* [WORK REQUIRED]: Print exactly the lines from the one containing "What text is on this page?" through the last line of the records below, both included, and nothing else; omit any pictures.
Begin
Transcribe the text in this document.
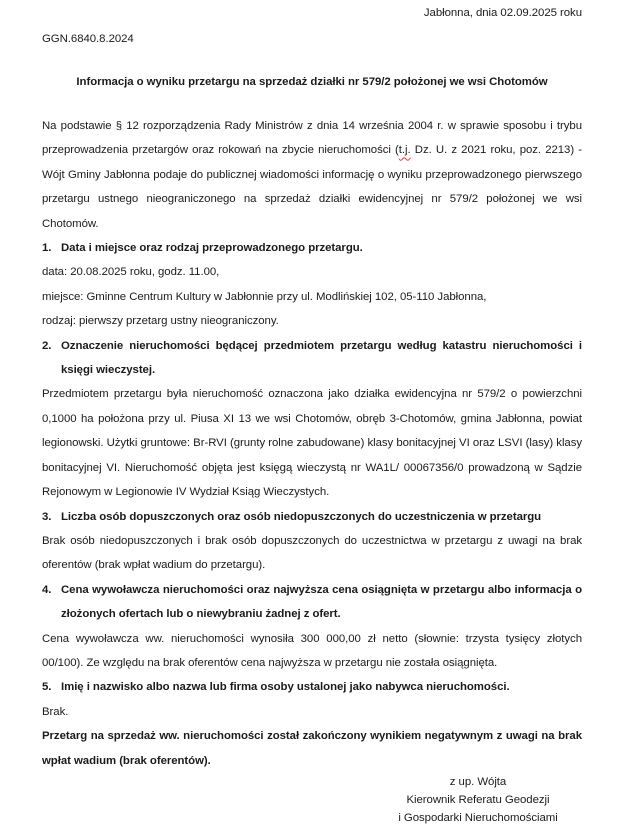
Jabłonna, dnia 02.09.2025 roku
GGN.6840.8.2024
Informacja o wyniku przetargu na sprzedaż działki nr 579/2 położonej we wsi Chotomów

Na podstawie § 12 rozporządzenia Rady Ministrów z dnia 14 września 2004 r. w sprawie sposobu i trybu przeprowadzenia przetargów oraz rokowań na zbycie nieruchomości (t.j. Dz. U. z 2021 roku, poz. 2213) - Wójt Gminy Jabłonna podaje do publicznej wiadomości informację o wyniku przeprowadzonego pierwszego przetargu ustnego nieograniczonego na sprzedaż działki ewidencyjnej nr 579/2 położonej we wsi Chotomów.

1. Data i miejsce oraz rodzaj przeprowadzonego przetargu.

data: 20.08.2025 roku, godz. 11.00,

miejsce: Gminne Centrum Kultury w Jabłonnie przy ul. Modlińskiej 102, 05-110 Jabłonna,

rodzaj: pierwszy przetarg ustny nieograniczony.

2. Oznaczenie nieruchomości będącej przedmiotem przetargu według katastru nieruchomości i księgi wieczystej.

Przedmiotem przetargu była nieruchomość oznaczona jako działka ewidencyjna nr 579/2 o powierzchni 0,1000 ha położona przy ul. Piusa XI 13 we wsi Chotomów, obręb 3-Chotomów, gmina Jabłonna, powiat legionowski. Użytki gruntowe: Br-RVI (grunty rolne zabudowane) klasy bonitacyjnej VI oraz LSVI (lasy) klasy bonitacyjnej VI. Nieruchomość objęta jest księgą wieczystą nr WA1L/ 00067356/0 prowadzoną w Sądzie Rejonowym w Legionowie IV Wydział Ksiąg Wieczystych.

3. Liczba osób dopuszczonych oraz osób niedopuszczonych do uczestniczenia w przetargu

Brak osób niedopuszczonych i brak osób dopuszczonych do uczestnictwa w przetargu z uwagi na brak oferentów (brak wpłat wadium do przetargu).

4. Cena wywoławcza nieruchomości oraz najwyższa cena osiągnięta w przetargu albo informacja o złożonych ofertach lub o niewybraniu żadnej z ofert.

Cena wywoławcza ww. nieruchomości wynosiła 300 000,00 zł netto (słownie: trzysta tysięcy złotych 00/100). Ze względu na brak oferentów cena najwyższa w przetargu nie została osiągnięta.

5. Imię i nazwisko albo nazwa lub firma osoby ustalonej jako nabywca nieruchomości.

Brak.

Przetarg na sprzedaż ww. nieruchomości został zakończony wynikiem negatywnym z uwagi na brak wpłat wadium (brak oferentów).

z up. Wójta

Kierownik Referatu Geodezji

i Gospodarki Nieruchomościami
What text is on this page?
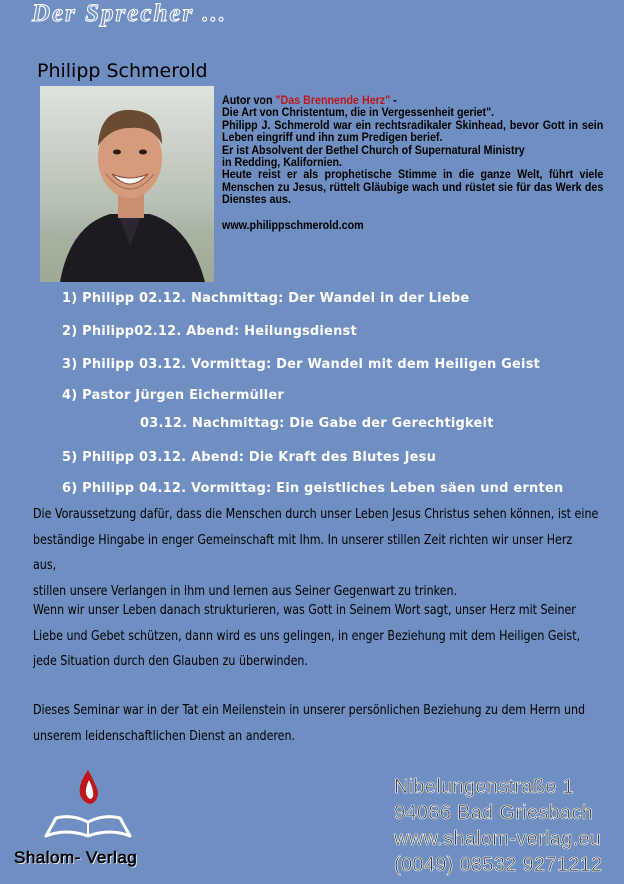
Der Sprecher ...
Philipp Schmerold

Autor von "Das Brennende Herz" -

Die Art von Christentum, die in Vergessenheit geriet".

Philipp J. Schmerold war ein rechtsradikaler Skinhead, bevor Gott in sein Leben eingriff und ihn zum Predigen berief.

Er ist Absolvent der Bethel Church of Supernatural Ministry

in Redding, Kalifornien.

Heute reist er als prophetische Stimme in die ganze Welt, führt viele Menschen zu Jesus, rüttelt Gläubige wach und rüstet sie für das Werk des Dienstes aus.

www.philippschmerold.com

1) Philipp 02.12. Nachmittag: Der Wandel in der Liebe
2) Philipp02.12. Abend: Heilungsdienst
3) Philipp 03.12. Vormittag: Der Wandel mit dem Heiligen Geist
4) Pastor Jürgen Eichermüller
03.12. Nachmittag: Die Gabe der Gerechtigkeit
5) Philipp 03.12. Abend: Die Kraft des Blutes Jesu
6) Philipp 04.12. Vormittag: Ein geistliches Leben säen und ernten

Die Voraussetzung dafür, dass die Menschen durch unser Leben Jesus Christus sehen können, ist eine

beständige Hingabe in enger Gemeinschaft mit Ihm. In unserer stillen Zeit richten wir unser Herz aus,

stillen unsere Verlangen in Ihm und lernen aus Seiner Gegenwart zu trinken.

Wenn wir unser Leben danach strukturieren, was Gott in Seinem Wort sagt, unser Herz mit Seiner

Liebe und Gebet schützen, dann wird es uns gelingen, in enger Beziehung mit dem Heiligen Geist,

jede Situation durch den Glauben zu überwinden.

Dieses Seminar war in der Tat ein Meilenstein in unserer persönlichen Beziehung zu dem Herrn und

unserem leidenschaftlichen Dienst an anderen.

Shalom- Verlag
Nibelungenstraße 1
94086 Bad Griesbach
www.shalom-verlag.eu
(0049) 08532 9271212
End
* [EXERCISE RESULT]:
What text is on this page?
Der Sprecher ...
Philipp Schmerold

Autor von "Das Brennende Herz" -

Die Art von Christentum, die in Vergessenheit geriet".

Philipp J. Schmerold war ein rechtsradikaler Skinhead, bevor Gott in sein Leben eingriff und ihn zum Predigen berief.

Er ist Absolvent der Bethel Church of Supernatural Ministry

in Redding, Kalifornien.

Heute reist er als prophetische Stimme in die ganze Welt, führt viele Menschen zu Jesus, rüttelt Gläubige wach und rüstet sie für das Werk des Dienstes aus.

www.philippschmerold.com

1) Philipp 02.12. Nachmittag: Der Wandel in der Liebe
2) Philipp02.12. Abend: Heilungsdienst
3) Philipp 03.12. Vormittag: Der Wandel mit dem Heiligen Geist
4) Pastor Jürgen Eichermüller
03.12. Nachmittag: Die Gabe der Gerechtigkeit
5) Philipp 03.12. Abend: Die Kraft des Blutes Jesu
6) Philipp 04.12. Vormittag: Ein geistliches Leben säen und ernten

Die Voraussetzung dafür, dass die Menschen durch unser Leben Jesus Christus sehen können, ist eine

beständige Hingabe in enger Gemeinschaft mit Ihm. In unserer stillen Zeit richten wir unser Herz aus,

stillen unsere Verlangen in Ihm und lernen aus Seiner Gegenwart zu trinken.

Wenn wir unser Leben danach strukturieren, was Gott in Seinem Wort sagt, unser Herz mit Seiner

Liebe und Gebet schützen, dann wird es uns gelingen, in enger Beziehung mit dem Heiligen Geist,

jede Situation durch den Glauben zu überwinden.

Dieses Seminar war in der Tat ein Meilenstein in unserer persönlichen Beziehung zu dem Herrn und

unserem leidenschaftlichen Dienst an anderen.

Shalom- Verlag
Nibelungenstraße 1
94086 Bad Griesbach
www.shalom-verlag.eu
(0049) 08532 9271212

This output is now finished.